Stored records:
▼▼▼

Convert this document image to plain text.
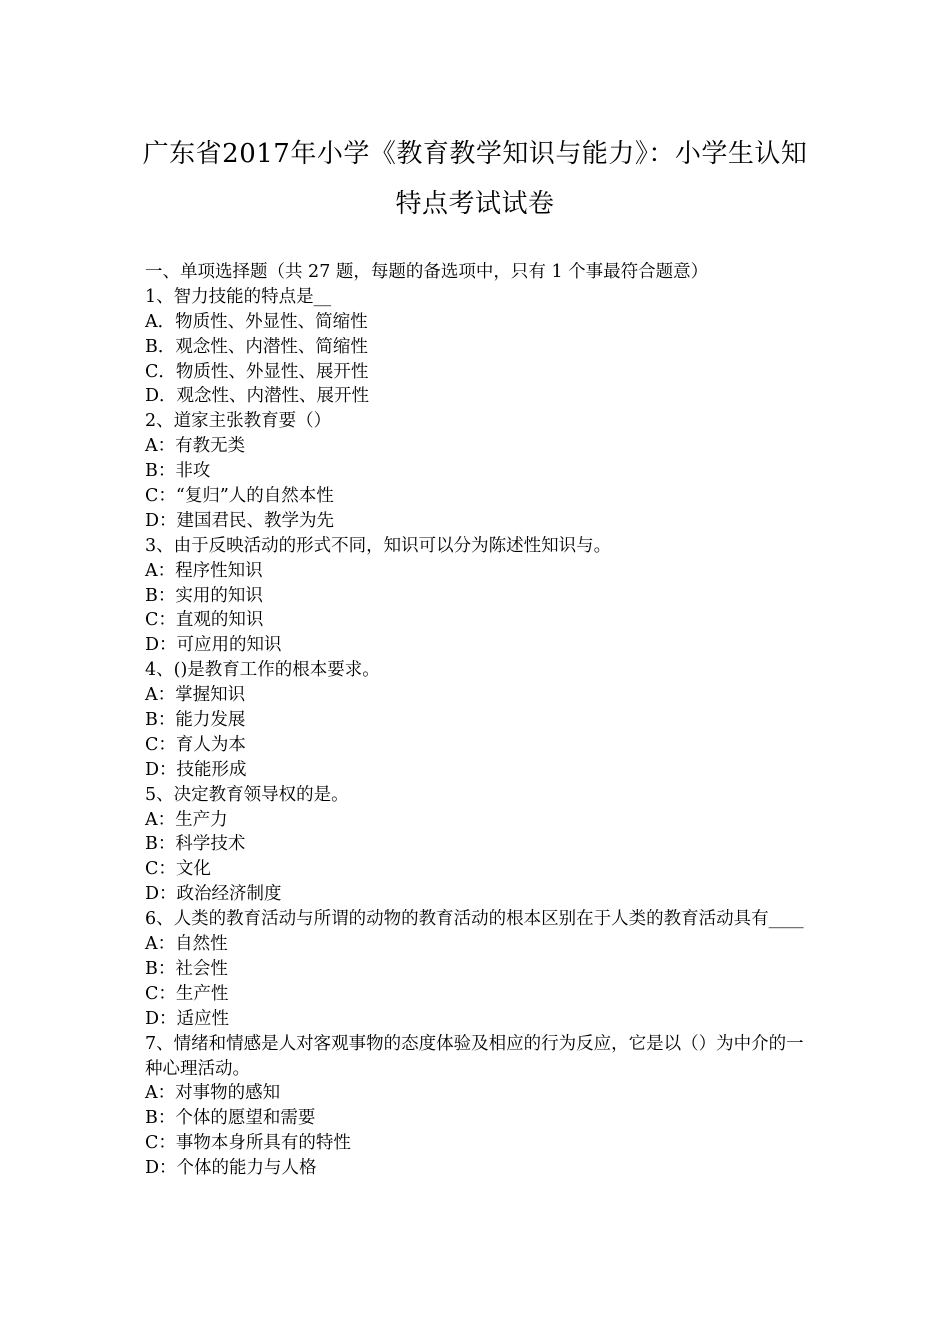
广东省2017年小学《教育教学知识与能力》：小学生认知
特点考试试卷
一、单项选择题（共 27 题，每题的备选项中，只有 1 个事最符合题意）
1、智力技能的特点是__
A．物质性、外显性、简缩性
B．观念性、内潜性、简缩性
C．物质性、外显性、展开性
D．观念性、内潜性、展开性
2、道家主张教育要（）
A：有教无类
B：非攻
C：“复归”人的自然本性
D：建国君民、教学为先
3、由于反映活动的形式不同，知识可以分为陈述性知识与。
A：程序性知识
B：实用的知识
C：直观的知识
D：可应用的知识
4、()是教育工作的根本要求。
A：掌握知识
B：能力发展
C：育人为本
D：技能形成
5、决定教育领导权的是。
A：生产力
B：科学技术
C：文化
D：政治经济制度
6、人类的教育活动与所谓的动物的教育活动的根本区别在于人类的教育活动具有____
A：自然性
B：社会性
C：生产性
D：适应性
7、情绪和情感是人对客观事物的态度体验及相应的行为反应，它是以（）为中介的一种心理活动。
A：对事物的感知
B：个体的愿望和需要
C：事物本身所具有的特性
D：个体的能力与人格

▲▲▲

• What to do
Leave out the pictures and give the listing above again exactly.

• The completed task
Convert this document image to plain text.
广东省2017年小学《教育教学知识与能力》：小学生认知
特点考试试卷
一、单项选择题（共 27 题，每题的备选项中，只有 1 个事最符合题意）
1、智力技能的特点是__
A．物质性、外显性、简缩性
B．观念性、内潜性、简缩性
C．物质性、外显性、展开性
D．观念性、内潜性、展开性
2、道家主张教育要（）
A：有教无类
B：非攻
C：“复归”人的自然本性
D：建国君民、教学为先
3、由于反映活动的形式不同，知识可以分为陈述性知识与。
A：程序性知识
B：实用的知识
C：直观的知识
D：可应用的知识
4、()是教育工作的根本要求。
A：掌握知识
B：能力发展
C：育人为本
D：技能形成
5、决定教育领导权的是。
A：生产力
B：科学技术
C：文化
D：政治经济制度
6、人类的教育活动与所谓的动物的教育活动的根本区别在于人类的教育活动具有____
A：自然性
B：社会性
C：生产性
D：适应性
7、情绪和情感是人对客观事物的态度体验及相应的行为反应，它是以（）为中介的一种心理活动。
A：对事物的感知
B：个体的愿望和需要
C：事物本身所具有的特性
D：个体的能力与人格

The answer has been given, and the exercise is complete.